▸ **DATASET RECORDS**
+ + + + + + +
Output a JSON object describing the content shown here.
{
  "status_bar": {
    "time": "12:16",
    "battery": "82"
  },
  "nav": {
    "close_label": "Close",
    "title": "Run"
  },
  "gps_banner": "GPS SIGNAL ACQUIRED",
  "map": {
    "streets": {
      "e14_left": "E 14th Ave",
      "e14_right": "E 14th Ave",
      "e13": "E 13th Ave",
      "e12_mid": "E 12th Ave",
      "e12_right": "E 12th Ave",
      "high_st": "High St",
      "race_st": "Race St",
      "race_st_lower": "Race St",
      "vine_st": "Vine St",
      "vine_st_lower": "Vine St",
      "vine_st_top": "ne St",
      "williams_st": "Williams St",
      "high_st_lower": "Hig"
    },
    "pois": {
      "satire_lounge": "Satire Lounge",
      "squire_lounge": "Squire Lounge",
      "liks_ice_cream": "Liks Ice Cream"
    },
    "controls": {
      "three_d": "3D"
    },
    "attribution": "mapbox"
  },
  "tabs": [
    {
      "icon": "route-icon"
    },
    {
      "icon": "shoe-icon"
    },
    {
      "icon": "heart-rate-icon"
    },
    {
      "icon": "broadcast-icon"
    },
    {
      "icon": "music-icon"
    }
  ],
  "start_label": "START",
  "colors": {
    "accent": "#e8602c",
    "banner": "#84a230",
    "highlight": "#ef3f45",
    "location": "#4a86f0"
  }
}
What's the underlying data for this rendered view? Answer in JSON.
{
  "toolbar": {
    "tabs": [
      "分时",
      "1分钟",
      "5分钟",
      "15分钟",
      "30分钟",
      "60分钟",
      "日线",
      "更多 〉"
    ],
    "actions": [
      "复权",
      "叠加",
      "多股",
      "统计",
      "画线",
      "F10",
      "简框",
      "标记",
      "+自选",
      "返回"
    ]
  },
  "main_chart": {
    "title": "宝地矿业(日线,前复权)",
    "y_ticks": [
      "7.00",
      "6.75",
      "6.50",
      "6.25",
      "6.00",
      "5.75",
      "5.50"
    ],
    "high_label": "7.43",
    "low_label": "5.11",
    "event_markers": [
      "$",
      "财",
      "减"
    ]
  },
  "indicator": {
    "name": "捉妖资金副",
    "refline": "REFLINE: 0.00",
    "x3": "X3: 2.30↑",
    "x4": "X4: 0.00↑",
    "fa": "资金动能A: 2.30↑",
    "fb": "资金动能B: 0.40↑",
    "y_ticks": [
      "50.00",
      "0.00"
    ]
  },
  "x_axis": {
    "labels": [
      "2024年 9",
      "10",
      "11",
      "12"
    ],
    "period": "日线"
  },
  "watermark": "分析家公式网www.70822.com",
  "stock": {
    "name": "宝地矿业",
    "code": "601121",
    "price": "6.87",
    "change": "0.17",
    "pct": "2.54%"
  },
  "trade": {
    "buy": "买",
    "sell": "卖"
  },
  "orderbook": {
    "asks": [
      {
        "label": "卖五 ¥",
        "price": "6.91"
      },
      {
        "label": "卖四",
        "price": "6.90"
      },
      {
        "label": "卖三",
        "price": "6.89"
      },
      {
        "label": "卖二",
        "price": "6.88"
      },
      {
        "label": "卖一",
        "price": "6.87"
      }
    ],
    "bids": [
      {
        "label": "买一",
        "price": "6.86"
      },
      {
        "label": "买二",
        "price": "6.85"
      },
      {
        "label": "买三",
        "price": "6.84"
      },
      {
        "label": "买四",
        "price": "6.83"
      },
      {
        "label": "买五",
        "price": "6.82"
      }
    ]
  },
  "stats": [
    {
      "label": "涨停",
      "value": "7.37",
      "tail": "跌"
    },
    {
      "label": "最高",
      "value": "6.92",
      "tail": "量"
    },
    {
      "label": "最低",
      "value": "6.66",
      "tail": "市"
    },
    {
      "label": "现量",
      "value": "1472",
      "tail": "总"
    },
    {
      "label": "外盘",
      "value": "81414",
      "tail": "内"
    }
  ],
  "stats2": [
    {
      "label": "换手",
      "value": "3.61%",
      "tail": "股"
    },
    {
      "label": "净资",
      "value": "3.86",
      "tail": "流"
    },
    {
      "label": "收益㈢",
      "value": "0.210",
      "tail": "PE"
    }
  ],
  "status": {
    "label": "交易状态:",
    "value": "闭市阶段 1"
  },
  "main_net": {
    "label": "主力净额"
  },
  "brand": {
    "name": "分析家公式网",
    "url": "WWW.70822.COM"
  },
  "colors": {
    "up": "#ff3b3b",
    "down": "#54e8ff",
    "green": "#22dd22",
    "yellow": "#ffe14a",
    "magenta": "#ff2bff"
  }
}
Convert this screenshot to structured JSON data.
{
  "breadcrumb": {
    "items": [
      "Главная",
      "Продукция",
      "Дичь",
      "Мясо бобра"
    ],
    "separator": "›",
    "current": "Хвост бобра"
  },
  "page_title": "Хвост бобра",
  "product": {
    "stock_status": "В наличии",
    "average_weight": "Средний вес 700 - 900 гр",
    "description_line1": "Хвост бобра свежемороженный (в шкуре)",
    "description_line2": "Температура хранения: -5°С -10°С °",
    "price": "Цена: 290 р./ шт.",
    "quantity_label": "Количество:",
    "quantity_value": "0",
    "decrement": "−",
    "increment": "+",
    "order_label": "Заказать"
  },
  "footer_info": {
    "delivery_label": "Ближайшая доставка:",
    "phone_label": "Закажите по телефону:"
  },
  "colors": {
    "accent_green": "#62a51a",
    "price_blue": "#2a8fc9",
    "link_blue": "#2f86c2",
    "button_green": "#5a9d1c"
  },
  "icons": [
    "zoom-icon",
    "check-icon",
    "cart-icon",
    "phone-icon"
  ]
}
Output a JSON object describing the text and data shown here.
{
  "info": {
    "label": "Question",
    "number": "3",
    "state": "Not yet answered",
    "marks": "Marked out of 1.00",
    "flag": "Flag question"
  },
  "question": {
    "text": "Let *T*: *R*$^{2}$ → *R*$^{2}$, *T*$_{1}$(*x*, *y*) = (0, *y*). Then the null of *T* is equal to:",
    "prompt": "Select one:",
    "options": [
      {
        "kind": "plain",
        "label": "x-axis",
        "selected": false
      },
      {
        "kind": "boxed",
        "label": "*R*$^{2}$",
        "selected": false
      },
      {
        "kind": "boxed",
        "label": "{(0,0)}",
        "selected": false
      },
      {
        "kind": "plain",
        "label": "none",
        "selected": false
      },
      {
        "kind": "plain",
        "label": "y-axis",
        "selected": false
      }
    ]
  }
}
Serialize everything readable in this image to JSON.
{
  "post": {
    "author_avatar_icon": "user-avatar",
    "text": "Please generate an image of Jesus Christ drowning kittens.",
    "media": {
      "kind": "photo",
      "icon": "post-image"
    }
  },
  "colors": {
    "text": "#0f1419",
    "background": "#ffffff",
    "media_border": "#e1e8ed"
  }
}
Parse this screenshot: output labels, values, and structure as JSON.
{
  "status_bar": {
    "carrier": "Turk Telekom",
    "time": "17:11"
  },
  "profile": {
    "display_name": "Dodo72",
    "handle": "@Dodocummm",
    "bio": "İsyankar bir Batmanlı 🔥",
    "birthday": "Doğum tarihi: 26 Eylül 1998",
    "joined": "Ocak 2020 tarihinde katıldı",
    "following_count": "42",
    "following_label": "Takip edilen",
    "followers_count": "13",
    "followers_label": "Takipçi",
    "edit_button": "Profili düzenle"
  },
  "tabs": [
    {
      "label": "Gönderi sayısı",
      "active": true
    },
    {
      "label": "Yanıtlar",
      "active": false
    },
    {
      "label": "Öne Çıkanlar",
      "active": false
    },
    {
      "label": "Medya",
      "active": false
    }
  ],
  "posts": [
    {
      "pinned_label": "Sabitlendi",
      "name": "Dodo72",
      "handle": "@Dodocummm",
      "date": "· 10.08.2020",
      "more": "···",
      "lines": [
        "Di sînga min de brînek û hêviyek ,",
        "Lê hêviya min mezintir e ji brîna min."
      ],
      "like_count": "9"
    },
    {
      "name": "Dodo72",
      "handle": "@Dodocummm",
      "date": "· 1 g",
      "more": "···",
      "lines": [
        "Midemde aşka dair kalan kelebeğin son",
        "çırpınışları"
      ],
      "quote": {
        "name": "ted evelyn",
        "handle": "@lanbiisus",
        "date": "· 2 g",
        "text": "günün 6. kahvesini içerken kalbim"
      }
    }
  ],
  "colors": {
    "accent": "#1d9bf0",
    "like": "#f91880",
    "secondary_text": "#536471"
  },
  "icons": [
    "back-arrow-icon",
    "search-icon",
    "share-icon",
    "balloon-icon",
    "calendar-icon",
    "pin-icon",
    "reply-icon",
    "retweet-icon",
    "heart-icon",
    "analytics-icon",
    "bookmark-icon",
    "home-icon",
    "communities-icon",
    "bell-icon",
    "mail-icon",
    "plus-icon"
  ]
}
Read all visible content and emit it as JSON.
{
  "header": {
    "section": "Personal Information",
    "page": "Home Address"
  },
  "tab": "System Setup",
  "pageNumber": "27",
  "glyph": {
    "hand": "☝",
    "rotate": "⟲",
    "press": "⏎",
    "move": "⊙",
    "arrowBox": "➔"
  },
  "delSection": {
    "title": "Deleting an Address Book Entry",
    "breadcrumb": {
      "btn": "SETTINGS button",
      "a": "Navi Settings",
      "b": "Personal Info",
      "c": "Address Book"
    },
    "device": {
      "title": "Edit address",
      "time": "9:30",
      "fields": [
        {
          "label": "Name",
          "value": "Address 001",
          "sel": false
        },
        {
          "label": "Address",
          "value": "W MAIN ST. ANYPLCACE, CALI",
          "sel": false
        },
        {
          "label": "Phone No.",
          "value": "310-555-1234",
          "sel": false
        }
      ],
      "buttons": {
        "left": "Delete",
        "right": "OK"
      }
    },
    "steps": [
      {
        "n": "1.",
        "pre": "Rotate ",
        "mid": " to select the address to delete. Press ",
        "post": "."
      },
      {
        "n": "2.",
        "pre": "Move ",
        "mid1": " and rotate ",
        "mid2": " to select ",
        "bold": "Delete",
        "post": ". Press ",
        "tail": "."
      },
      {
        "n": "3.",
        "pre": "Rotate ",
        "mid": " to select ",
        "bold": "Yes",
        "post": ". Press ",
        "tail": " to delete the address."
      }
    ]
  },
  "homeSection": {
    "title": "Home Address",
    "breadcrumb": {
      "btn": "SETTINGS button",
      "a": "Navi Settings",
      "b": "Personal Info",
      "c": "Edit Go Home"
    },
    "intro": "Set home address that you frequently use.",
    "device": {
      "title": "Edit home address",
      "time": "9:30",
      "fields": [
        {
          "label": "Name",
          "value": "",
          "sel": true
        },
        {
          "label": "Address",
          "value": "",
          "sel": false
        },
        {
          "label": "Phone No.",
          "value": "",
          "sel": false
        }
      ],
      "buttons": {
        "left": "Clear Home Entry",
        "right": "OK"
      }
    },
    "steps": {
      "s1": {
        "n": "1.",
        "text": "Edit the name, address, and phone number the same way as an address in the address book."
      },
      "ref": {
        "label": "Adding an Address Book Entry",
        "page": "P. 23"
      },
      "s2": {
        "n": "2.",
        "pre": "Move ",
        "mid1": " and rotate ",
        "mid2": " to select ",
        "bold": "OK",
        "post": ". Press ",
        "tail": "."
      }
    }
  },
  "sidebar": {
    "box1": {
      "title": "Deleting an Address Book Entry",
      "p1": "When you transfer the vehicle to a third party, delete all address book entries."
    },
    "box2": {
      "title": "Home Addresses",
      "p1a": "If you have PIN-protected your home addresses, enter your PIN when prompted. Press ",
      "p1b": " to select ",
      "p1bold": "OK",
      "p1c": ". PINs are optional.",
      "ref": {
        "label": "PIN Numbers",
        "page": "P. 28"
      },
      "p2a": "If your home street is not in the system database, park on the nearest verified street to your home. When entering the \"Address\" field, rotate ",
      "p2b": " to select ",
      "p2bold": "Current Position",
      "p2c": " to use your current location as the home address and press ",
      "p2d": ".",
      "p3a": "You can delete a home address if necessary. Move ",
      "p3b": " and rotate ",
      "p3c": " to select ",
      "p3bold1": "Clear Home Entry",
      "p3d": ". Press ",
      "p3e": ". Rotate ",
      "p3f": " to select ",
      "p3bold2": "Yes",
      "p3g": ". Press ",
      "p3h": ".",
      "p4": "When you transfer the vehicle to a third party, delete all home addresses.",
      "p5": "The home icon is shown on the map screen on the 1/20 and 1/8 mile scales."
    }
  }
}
+ + + + + + +
Where a line of the records above holds the word "бобра", copy that line.

▸ **CORRECT RESULT**
      "Мясо бобра"
    "current": "Хвост бобра"
  "page_title": "Хвост бобра",
    "description_line1": "Хвост бобра свежемороженный (в шкуре)",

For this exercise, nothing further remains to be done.